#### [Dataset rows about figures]
┄┄┄┄┄┄┄┄┄┄
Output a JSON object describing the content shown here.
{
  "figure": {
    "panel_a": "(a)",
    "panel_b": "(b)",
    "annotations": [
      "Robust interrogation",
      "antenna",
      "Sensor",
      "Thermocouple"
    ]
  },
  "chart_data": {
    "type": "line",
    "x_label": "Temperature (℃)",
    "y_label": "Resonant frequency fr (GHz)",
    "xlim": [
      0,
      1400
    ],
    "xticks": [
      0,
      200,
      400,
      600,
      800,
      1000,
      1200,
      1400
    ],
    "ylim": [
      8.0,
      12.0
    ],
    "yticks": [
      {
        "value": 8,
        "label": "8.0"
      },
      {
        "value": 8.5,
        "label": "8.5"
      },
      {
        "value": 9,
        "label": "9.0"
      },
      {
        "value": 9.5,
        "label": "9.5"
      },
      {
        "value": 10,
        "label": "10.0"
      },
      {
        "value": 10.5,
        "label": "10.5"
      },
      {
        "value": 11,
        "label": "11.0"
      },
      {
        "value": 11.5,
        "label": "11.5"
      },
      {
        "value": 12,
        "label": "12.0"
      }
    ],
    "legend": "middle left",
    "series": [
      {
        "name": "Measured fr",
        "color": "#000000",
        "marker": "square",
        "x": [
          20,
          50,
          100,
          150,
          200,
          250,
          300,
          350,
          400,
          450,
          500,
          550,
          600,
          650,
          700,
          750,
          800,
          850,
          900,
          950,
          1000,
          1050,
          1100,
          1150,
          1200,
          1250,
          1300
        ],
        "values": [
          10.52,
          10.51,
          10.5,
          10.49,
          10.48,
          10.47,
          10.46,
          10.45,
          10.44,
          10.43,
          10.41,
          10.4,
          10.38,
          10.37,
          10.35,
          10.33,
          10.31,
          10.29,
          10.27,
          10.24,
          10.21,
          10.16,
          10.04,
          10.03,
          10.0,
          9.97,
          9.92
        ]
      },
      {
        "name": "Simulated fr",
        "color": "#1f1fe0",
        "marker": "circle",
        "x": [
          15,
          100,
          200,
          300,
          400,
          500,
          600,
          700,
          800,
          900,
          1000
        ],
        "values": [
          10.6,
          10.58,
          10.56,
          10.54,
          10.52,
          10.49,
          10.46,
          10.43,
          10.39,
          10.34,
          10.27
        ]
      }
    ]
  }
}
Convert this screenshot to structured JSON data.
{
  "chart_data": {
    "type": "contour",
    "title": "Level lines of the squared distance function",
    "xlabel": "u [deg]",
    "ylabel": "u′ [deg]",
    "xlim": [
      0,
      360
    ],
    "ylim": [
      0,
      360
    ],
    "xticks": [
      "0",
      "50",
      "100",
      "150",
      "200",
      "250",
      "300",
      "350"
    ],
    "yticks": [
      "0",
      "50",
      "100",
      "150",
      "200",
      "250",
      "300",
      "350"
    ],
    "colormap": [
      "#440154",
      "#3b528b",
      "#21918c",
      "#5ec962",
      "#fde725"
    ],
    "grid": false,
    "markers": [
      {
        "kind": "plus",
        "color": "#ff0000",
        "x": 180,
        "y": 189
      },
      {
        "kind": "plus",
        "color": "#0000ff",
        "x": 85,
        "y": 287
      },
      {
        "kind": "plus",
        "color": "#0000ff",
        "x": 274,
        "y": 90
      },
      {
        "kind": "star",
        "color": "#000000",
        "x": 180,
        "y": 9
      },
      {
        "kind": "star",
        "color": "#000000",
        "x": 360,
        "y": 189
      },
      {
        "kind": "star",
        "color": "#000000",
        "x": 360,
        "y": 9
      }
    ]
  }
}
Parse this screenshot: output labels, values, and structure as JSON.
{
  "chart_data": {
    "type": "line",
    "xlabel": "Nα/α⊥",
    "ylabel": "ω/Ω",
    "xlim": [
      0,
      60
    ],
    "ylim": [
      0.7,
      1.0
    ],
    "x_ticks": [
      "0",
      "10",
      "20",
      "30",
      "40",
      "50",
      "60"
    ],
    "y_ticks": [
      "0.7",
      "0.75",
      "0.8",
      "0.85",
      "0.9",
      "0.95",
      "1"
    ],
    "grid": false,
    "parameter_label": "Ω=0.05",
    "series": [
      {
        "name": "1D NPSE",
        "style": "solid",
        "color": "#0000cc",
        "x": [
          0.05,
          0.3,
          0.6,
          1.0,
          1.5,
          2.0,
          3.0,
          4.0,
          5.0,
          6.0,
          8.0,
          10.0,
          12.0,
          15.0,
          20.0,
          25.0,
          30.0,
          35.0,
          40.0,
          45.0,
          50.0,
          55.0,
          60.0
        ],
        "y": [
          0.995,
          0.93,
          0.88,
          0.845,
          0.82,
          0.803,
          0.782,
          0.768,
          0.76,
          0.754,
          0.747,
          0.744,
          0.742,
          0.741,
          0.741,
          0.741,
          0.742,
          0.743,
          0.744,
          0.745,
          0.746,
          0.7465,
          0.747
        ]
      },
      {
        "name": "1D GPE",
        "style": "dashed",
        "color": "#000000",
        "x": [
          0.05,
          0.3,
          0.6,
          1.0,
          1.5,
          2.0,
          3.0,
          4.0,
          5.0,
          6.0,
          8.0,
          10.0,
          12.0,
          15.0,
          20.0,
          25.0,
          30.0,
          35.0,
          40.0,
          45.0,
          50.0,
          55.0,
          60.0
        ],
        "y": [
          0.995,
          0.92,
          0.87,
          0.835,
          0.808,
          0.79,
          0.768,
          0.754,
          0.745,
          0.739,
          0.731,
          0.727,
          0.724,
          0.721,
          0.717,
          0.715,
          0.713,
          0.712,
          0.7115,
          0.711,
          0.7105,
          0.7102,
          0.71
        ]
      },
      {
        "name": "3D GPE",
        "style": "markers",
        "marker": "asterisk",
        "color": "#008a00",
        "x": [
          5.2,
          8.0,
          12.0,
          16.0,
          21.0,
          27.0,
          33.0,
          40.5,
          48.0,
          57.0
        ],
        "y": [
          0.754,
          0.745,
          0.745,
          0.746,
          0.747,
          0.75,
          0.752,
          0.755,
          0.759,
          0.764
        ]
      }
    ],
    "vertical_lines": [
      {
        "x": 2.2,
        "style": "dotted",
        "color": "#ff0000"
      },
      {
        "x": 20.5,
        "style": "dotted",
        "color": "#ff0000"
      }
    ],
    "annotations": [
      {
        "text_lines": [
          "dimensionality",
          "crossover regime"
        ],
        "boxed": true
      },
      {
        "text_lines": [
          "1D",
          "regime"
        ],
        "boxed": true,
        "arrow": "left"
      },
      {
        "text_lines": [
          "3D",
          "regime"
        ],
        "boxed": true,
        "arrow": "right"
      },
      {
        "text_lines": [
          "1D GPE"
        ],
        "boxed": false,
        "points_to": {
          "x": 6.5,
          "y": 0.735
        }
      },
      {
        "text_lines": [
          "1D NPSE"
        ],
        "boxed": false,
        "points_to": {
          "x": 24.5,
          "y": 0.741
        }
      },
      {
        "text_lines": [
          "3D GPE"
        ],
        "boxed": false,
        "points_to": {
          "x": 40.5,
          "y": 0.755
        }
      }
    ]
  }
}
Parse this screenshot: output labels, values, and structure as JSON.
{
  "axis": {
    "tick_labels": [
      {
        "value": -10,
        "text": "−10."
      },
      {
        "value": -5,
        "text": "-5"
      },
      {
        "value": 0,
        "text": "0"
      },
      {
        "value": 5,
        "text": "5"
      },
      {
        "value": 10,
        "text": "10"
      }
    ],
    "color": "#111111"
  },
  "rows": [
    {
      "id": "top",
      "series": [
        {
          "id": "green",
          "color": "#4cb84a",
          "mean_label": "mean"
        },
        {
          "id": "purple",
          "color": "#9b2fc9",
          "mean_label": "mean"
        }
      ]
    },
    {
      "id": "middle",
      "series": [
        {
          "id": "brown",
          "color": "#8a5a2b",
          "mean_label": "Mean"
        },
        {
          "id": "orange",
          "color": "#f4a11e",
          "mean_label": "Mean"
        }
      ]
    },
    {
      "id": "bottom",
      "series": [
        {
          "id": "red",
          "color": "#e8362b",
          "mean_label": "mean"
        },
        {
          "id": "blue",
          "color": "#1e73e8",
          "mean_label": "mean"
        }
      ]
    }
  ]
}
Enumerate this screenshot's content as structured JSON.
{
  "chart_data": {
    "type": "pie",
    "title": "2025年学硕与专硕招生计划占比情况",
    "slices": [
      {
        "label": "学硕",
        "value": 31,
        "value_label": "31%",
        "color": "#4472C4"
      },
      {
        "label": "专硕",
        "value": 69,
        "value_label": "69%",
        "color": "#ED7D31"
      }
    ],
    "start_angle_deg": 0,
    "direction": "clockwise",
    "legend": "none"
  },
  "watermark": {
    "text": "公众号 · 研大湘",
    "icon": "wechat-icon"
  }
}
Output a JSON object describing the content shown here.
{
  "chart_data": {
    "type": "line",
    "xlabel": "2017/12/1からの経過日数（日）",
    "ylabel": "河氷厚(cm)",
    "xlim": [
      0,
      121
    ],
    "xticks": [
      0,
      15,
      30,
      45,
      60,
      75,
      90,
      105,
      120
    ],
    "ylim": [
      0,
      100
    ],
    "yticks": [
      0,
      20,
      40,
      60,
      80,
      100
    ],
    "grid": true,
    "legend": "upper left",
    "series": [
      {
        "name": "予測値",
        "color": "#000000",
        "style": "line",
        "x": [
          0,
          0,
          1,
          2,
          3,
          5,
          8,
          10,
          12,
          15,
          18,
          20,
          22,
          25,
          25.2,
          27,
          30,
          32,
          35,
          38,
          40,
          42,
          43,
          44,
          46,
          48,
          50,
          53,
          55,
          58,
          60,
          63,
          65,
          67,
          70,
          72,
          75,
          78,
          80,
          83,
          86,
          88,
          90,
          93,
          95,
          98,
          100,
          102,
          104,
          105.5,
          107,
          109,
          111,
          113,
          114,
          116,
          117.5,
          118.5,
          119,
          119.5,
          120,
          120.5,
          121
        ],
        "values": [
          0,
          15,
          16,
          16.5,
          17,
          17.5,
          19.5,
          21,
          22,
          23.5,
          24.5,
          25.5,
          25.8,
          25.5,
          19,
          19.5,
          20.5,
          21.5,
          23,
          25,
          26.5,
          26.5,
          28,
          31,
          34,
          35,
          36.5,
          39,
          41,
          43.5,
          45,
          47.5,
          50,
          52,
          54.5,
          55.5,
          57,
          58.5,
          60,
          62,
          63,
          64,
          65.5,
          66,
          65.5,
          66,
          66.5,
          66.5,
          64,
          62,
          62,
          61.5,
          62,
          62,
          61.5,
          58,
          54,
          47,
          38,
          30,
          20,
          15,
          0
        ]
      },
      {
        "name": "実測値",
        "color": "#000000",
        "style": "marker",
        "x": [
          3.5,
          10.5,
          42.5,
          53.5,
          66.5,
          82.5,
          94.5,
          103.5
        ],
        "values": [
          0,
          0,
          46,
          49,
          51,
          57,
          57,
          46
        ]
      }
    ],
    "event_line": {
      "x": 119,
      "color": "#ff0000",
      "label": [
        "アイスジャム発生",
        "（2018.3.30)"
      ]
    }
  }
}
┄┄┄┄┄┄┄┄┄┄
#### [WHAT THE TASK ASKS]
Search the listing for the word "true". Copy every line in which it occurs.

#### [WRITTEN ANSWER]
        "boxed": true
        "boxed": true,
        "boxed": true,
    "grid": true,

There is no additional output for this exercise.